Stated task
Select all lines holding the word "сельскохозяйственных" from the entries that follow.

------

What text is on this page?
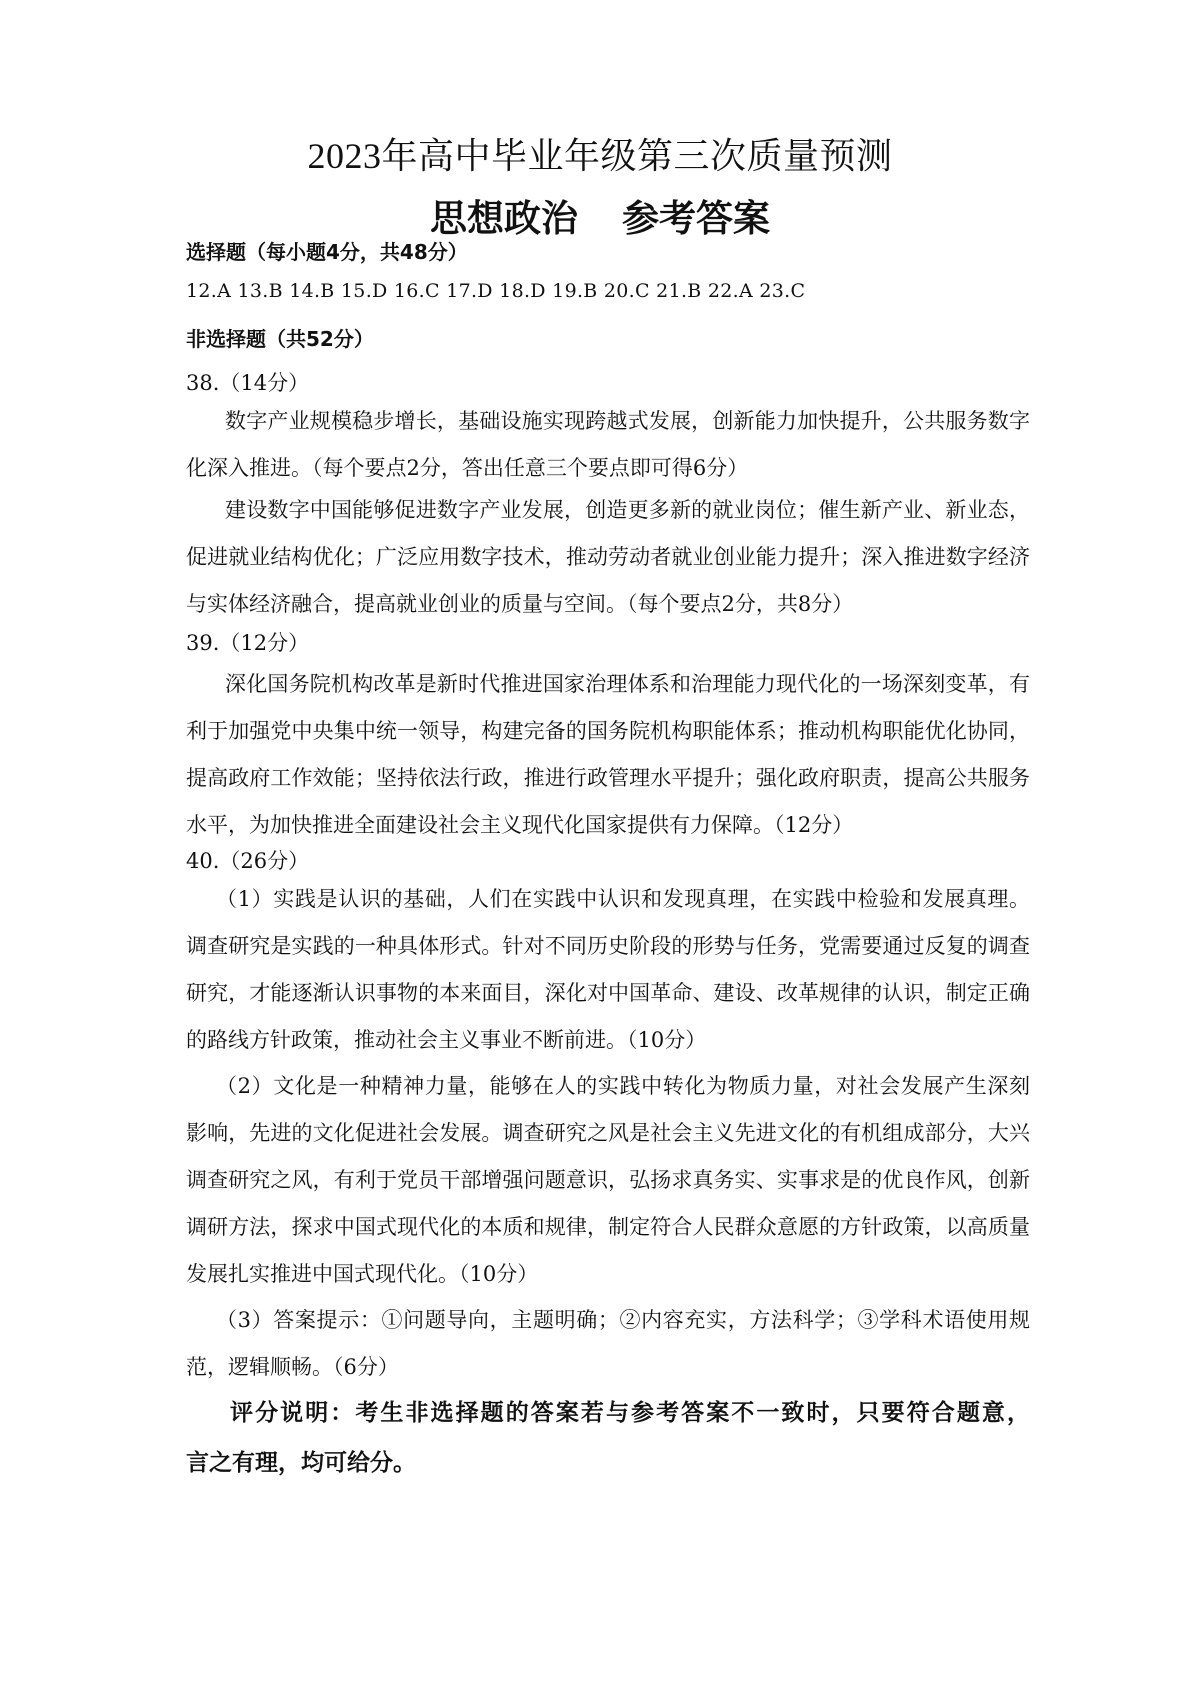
2023年高中毕业年级第三次质量预测
思想政治 参考答案
选择题（每小题4分，共48分）
12.A 13.B 14.B 15.D 16.C 17.D 18.D 19.B 20.C 21.B 22.A 23.C
非选择题（共52分）
38.（14分）
数字产业规模稳步增长，基础设施实现跨越式发展，创新能力加快提升，公共服务数字
化深入推进。（每个要点2分，答出任意三个要点即可得6分）
建设数字中国能够促进数字产业发展，创造更多新的就业岗位；催生新产业、新业态，
促进就业结构优化；广泛应用数字技术，推动劳动者就业创业能力提升；深入推进数字经济
与实体经济融合，提高就业创业的质量与空间。（每个要点2分，共8分）
39.（12分）
深化国务院机构改革是新时代推进国家治理体系和治理能力现代化的一场深刻变革，有
利于加强党中央集中统一领导，构建完备的国务院机构职能体系；推动机构职能优化协同，
提高政府工作效能；坚持依法行政，推进行政管理水平提升；强化政府职责，提高公共服务
水平，为加快推进全面建设社会主义现代化国家提供有力保障。（12分）
40.（26分）
（1）实践是认识的基础，人们在实践中认识和发现真理，在实践中检验和发展真理。
调查研究是实践的一种具体形式。针对不同历史阶段的形势与任务，党需要通过反复的调查
研究，才能逐渐认识事物的本来面目，深化对中国革命、建设、改革规律的认识，制定正确
的路线方针政策，推动社会主义事业不断前进。（10分）
（2）文化是一种精神力量，能够在人的实践中转化为物质力量，对社会发展产生深刻
影响，先进的文化促进社会发展。调查研究之风是社会主义先进文化的有机组成部分，大兴
调查研究之风，有利于党员干部增强问题意识，弘扬求真务实、实事求是的优良作风，创新
调研方法，探求中国式现代化的本质和规律，制定符合人民群众意愿的方针政策，以高质量
发展扎实推进中国式现代化。（10分）
（3）答案提示：①问题导向，主题明确；②内容充实，方法科学；③学科术语使用规
范，逻辑顺畅。（6分）
评分说明：考生非选择题的答案若与参考答案不一致时，只要符合题意，
言之有理，均可给分。
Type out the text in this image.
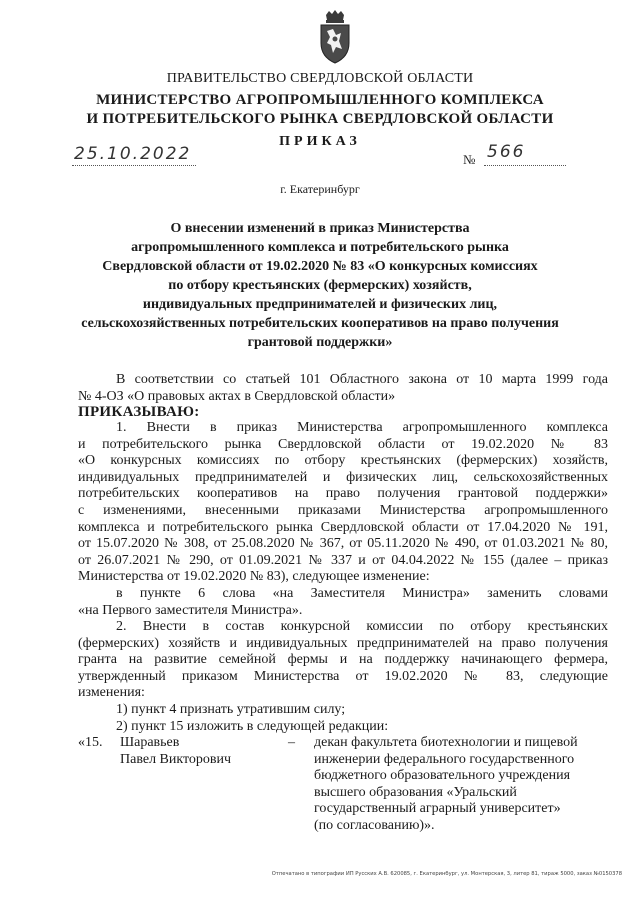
ПРАВИТЕЛЬСТВО СВЕРДЛОВСКОЙ ОБЛАСТИ
МИНИСТЕРСТВО АГРОПРОМЫШЛЕННОГО КОМПЛЕКСА
И ПОТРЕБИТЕЛЬСКОГО РЫНКА СВЕРДЛОВСКОЙ ОБЛАСТИ
ПРИКАЗ
25.10.2022	№ 566
г. Екатеринбург
О внесении изменений в приказ Министерства
агропромышленного комплекса и потребительского рынка
Свердловской области от 19.02.2020 № 83 «О конкурсных комиссиях
по отбору крестьянских (фермерских) хозяйств,
индивидуальных предпринимателей и физических лиц,
сельскохозяйственных потребительских кооперативов на право получения
грантовой поддержки»
В соответствии со статьей 101 Областного закона от 10 марта 1999 года
№ 4-ОЗ «О правовых актах в Свердловской области»
ПРИКАЗЫВАЮ:
1. Внести в приказ Министерства агропромышленного комплекса
и потребительского рынка Свердловской области от 19.02.2020 № 83
«О конкурсных комиссиях по отбору крестьянских (фермерских) хозяйств,
индивидуальных предпринимателей и физических лиц, сельскохозяйственных
потребительских кооперативов на право получения грантовой поддержки»
с изменениями, внесенными приказами Министерства агропромышленного
комплекса и потребительского рынка Свердловской области от 17.04.2020 № 191,
от 15.07.2020 № 308, от 25.08.2020 № 367, от 05.11.2020 № 490, от 01.03.2021 № 80,
от 26.07.2021 № 290, от 01.09.2021 № 337 и от 04.04.2022 № 155 (далее – приказ
Министерства от 19.02.2020 № 83), следующее изменение:
в пункте 6 слова «на Заместителя Министра» заменить словами
«на Первого заместителя Министра».
2. Внести в состав конкурсной комиссии по отбору крестьянских
(фермерских) хозяйств и индивидуальных предпринимателей на право получения
гранта на развитие семейной фермы и на поддержку начинающего фермера,
утвержденный приказом Министерства от 19.02.2020 № 83, следующие
изменения:
1) пункт 4 признать утратившим силу;
2) пункт 15 изложить в следующей редакции:
«15. Шаравьев
Павел Викторович
– декан факультета биотехнологии и пищевой
инженерии федерального государственного
бюджетного образовательного учреждения
высшего образования «Уральский
государственный аграрный университет»
(по согласованию)».
Отпечатано в типографии ИП Русских А.В. 620085, г. Екатеринбург, ул. Монтерская, 3, литер 81, тираж 5000, заказ №0150378
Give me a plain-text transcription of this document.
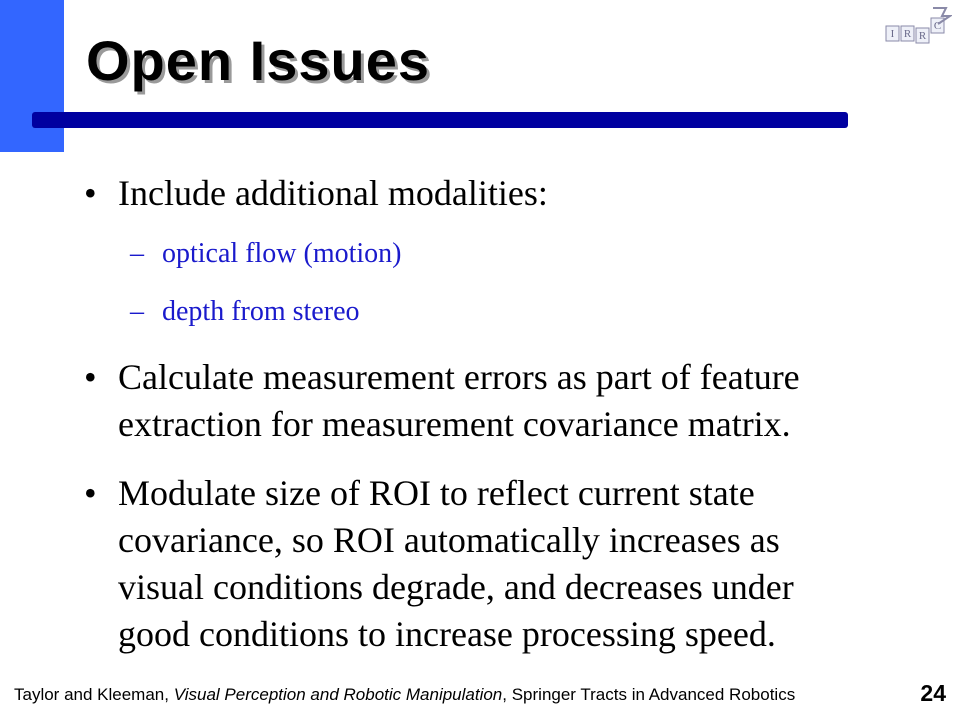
Open Issues	I R R
C
• Include additional modalities:
– optical flow (motion)
– depth from stereo
• Calculate measurement errors as part of feature extraction for measurement covariance matrix.
• Modulate size of ROI to reflect current state covariance, so ROI automatically increases as visual conditions degrade, and decreases under good conditions to increase processing speed.
Taylor and Kleeman, Visual Perception and Robotic Manipulation, Springer Tracts in Advanced Robotics	24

------

The reply
сельскохозяйственных потребительских кооперативов на право получения
индивидуальных предпринимателей и физических лиц, сельскохозяйственных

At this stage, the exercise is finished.